**Task statement:**
Check the listing below for lines that hold "heading". How many are there? Please give only the number.

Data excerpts

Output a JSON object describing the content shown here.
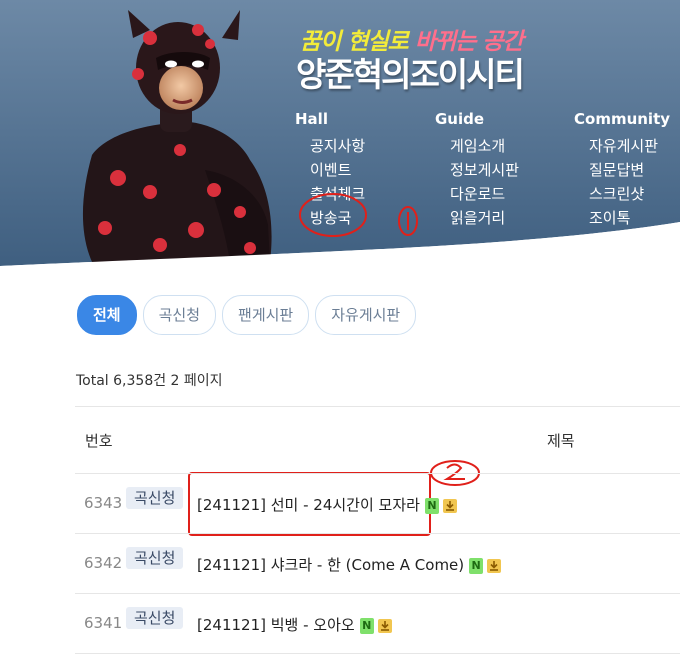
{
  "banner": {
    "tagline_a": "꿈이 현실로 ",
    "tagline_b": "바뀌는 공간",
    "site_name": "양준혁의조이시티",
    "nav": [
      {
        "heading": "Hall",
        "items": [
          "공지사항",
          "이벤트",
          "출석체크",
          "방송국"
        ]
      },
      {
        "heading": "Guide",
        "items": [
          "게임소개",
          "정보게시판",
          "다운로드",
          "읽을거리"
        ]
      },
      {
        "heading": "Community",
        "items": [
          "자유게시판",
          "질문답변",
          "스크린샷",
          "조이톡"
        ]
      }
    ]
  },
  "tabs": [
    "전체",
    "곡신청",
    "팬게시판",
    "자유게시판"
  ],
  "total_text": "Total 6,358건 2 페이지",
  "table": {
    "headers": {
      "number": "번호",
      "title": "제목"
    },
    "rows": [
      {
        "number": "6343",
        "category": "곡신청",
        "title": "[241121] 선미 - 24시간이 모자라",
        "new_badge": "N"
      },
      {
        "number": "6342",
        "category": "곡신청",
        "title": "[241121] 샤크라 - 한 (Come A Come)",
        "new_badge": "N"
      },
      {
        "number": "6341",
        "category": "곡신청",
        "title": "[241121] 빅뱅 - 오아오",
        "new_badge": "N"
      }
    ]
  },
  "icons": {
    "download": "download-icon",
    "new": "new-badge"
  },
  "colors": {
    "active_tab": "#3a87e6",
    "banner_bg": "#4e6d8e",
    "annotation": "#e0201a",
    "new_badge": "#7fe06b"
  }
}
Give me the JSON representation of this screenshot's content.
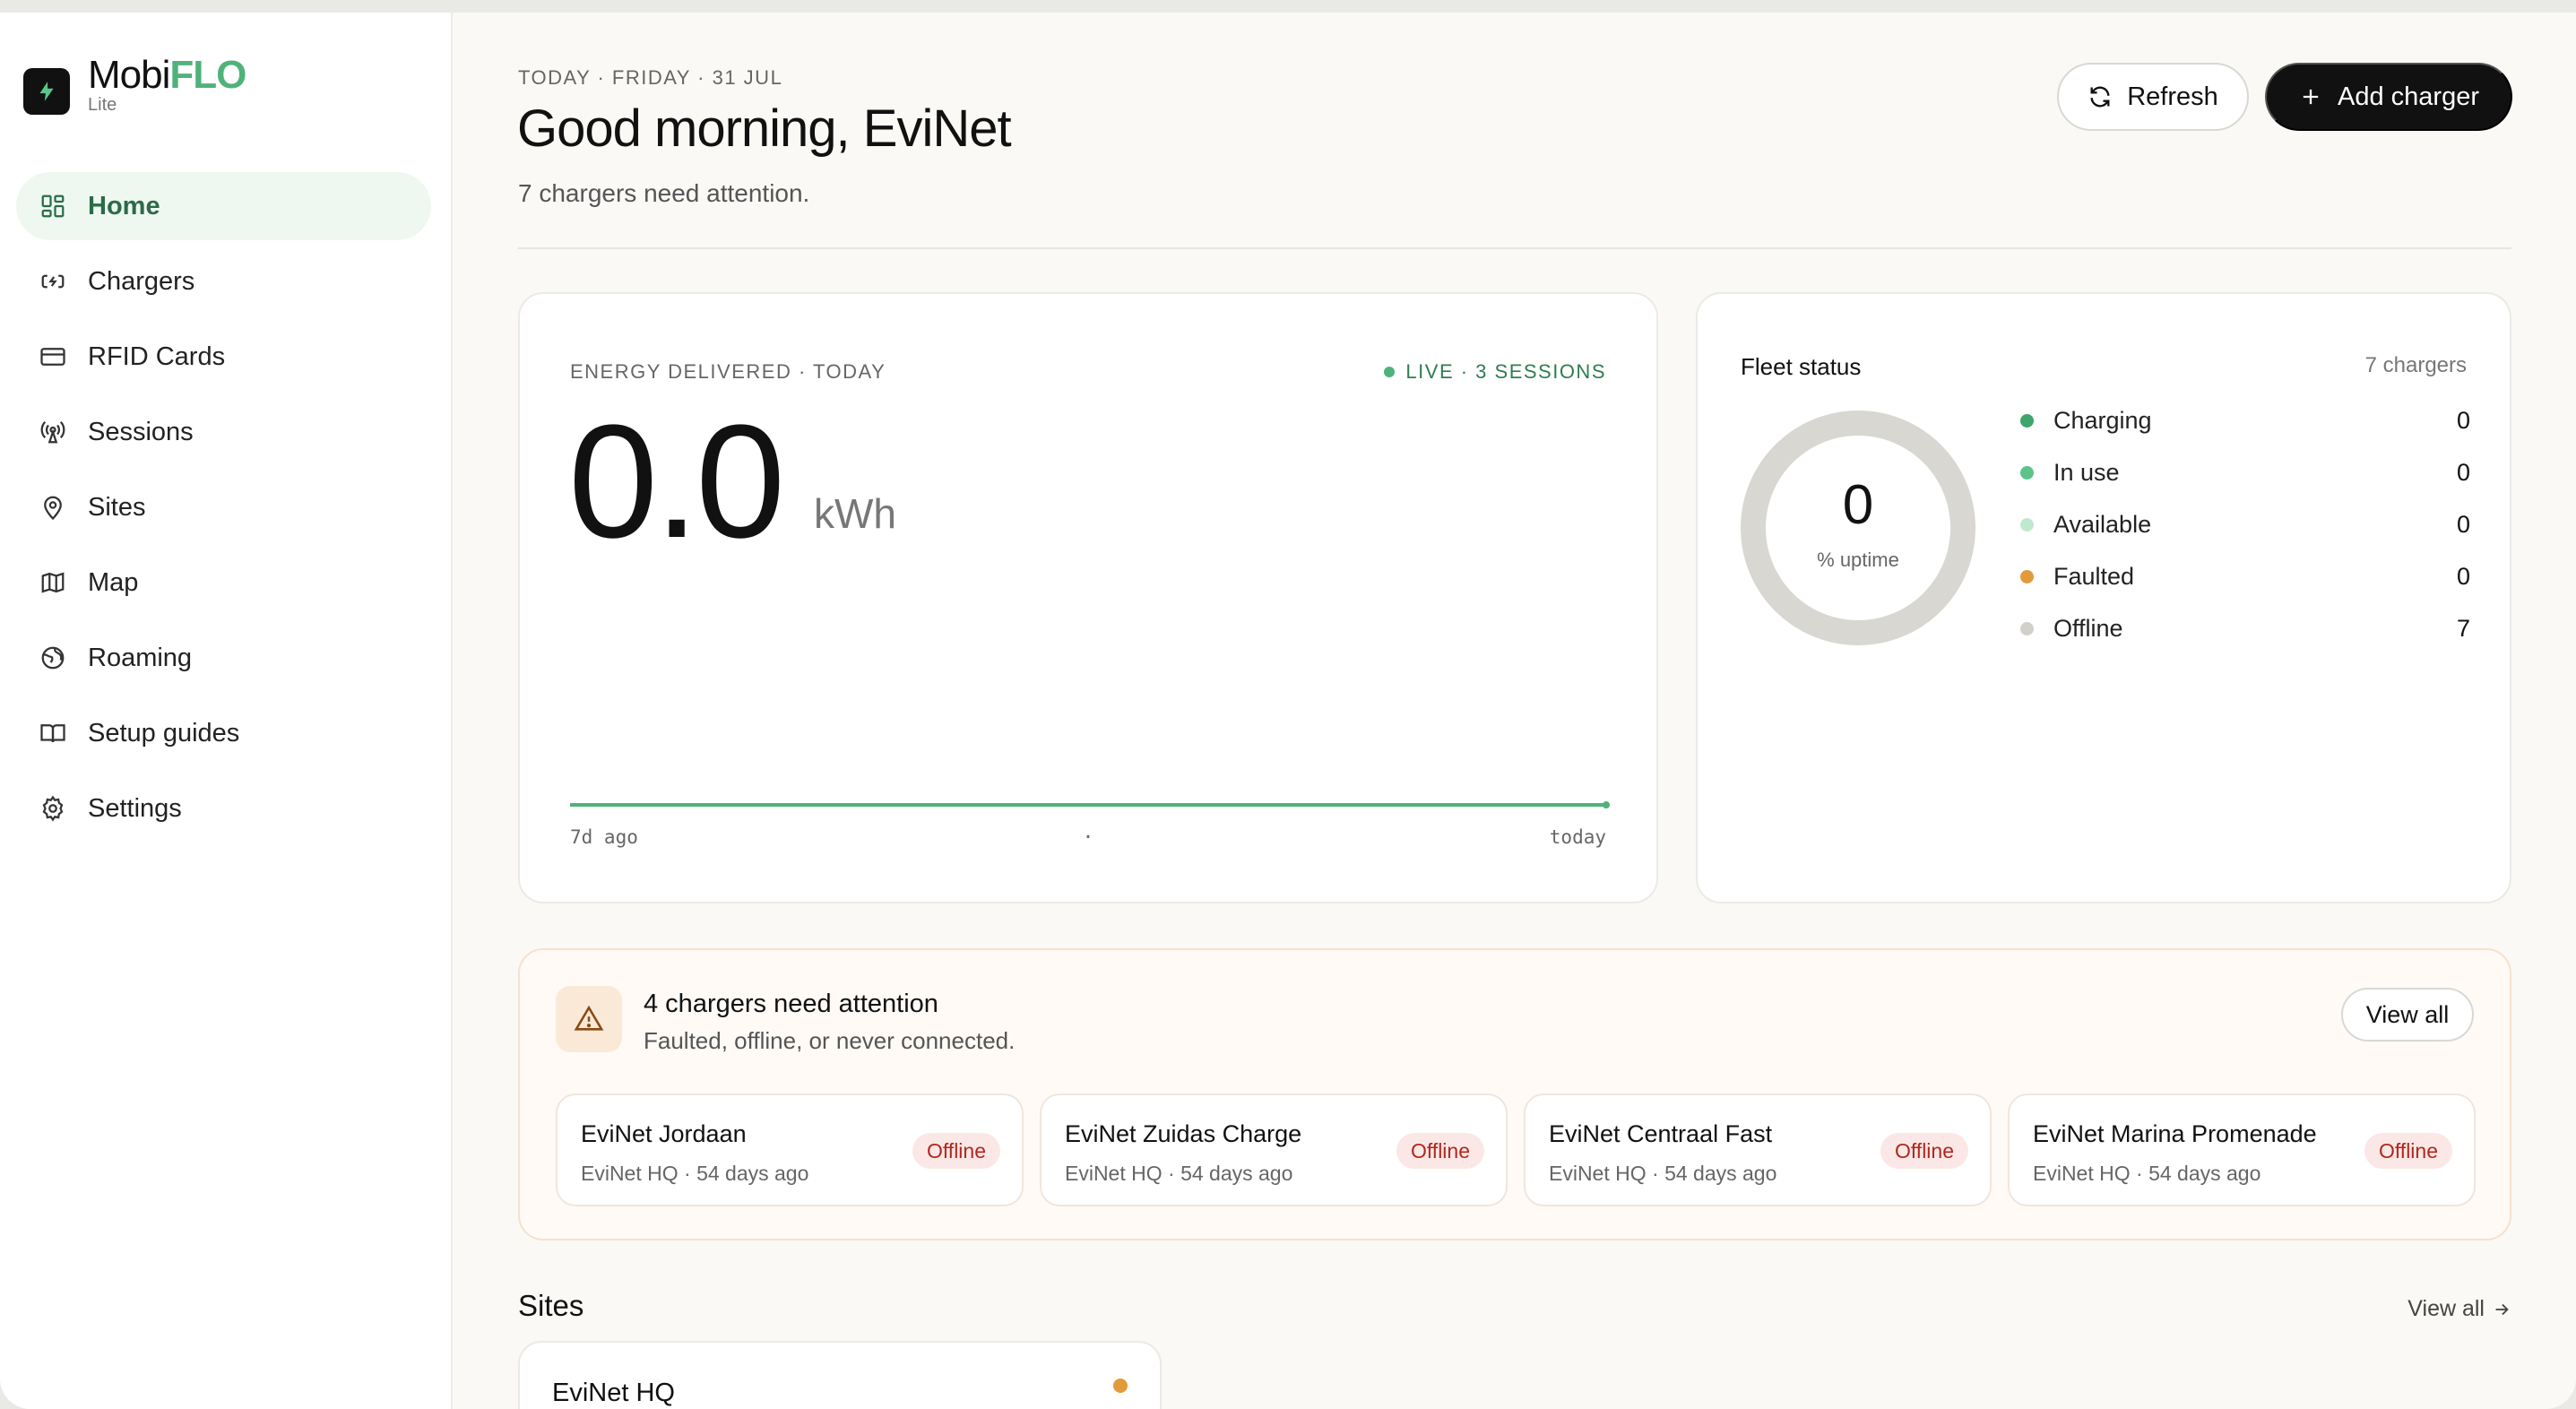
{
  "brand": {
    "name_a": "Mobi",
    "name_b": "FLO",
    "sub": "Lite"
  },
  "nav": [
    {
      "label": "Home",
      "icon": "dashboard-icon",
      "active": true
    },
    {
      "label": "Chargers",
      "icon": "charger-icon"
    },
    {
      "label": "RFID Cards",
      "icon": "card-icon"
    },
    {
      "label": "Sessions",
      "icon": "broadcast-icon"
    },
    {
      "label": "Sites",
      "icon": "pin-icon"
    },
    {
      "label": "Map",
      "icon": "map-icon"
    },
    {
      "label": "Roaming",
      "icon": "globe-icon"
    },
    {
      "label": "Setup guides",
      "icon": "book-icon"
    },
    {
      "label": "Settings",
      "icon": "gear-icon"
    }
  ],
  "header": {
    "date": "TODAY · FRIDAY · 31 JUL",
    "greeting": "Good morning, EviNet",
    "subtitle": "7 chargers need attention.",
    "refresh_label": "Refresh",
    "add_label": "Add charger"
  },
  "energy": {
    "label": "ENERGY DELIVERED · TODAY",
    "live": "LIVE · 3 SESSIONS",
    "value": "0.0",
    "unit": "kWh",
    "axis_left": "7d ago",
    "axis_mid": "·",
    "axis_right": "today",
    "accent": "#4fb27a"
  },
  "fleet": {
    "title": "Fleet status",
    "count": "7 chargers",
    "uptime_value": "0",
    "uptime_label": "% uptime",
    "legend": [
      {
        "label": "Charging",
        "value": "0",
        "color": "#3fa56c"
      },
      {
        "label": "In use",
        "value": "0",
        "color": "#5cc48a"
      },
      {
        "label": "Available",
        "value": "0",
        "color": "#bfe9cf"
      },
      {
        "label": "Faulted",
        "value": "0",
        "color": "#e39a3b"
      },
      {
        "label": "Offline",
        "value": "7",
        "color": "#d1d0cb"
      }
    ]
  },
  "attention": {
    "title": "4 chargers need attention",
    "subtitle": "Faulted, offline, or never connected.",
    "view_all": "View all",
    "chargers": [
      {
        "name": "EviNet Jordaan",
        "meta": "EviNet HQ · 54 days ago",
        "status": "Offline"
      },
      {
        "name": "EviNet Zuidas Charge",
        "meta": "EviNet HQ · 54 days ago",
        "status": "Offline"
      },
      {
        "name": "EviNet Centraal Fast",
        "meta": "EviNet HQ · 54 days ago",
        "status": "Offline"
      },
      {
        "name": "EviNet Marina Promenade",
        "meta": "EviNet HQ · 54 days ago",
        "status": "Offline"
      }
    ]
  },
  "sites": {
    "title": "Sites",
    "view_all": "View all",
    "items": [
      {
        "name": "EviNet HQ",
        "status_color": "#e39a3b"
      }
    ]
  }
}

* * *

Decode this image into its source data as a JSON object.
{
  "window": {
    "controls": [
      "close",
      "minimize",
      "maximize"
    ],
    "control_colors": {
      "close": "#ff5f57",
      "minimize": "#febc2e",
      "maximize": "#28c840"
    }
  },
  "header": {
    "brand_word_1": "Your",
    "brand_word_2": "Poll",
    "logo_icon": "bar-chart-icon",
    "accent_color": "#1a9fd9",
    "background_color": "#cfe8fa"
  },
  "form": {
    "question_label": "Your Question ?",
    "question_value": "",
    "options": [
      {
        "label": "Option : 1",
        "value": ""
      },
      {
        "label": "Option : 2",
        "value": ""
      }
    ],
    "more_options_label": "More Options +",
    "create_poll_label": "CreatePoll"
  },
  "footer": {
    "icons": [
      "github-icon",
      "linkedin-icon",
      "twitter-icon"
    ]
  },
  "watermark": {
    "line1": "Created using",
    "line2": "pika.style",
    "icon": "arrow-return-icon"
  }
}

**Exercise answer:**
3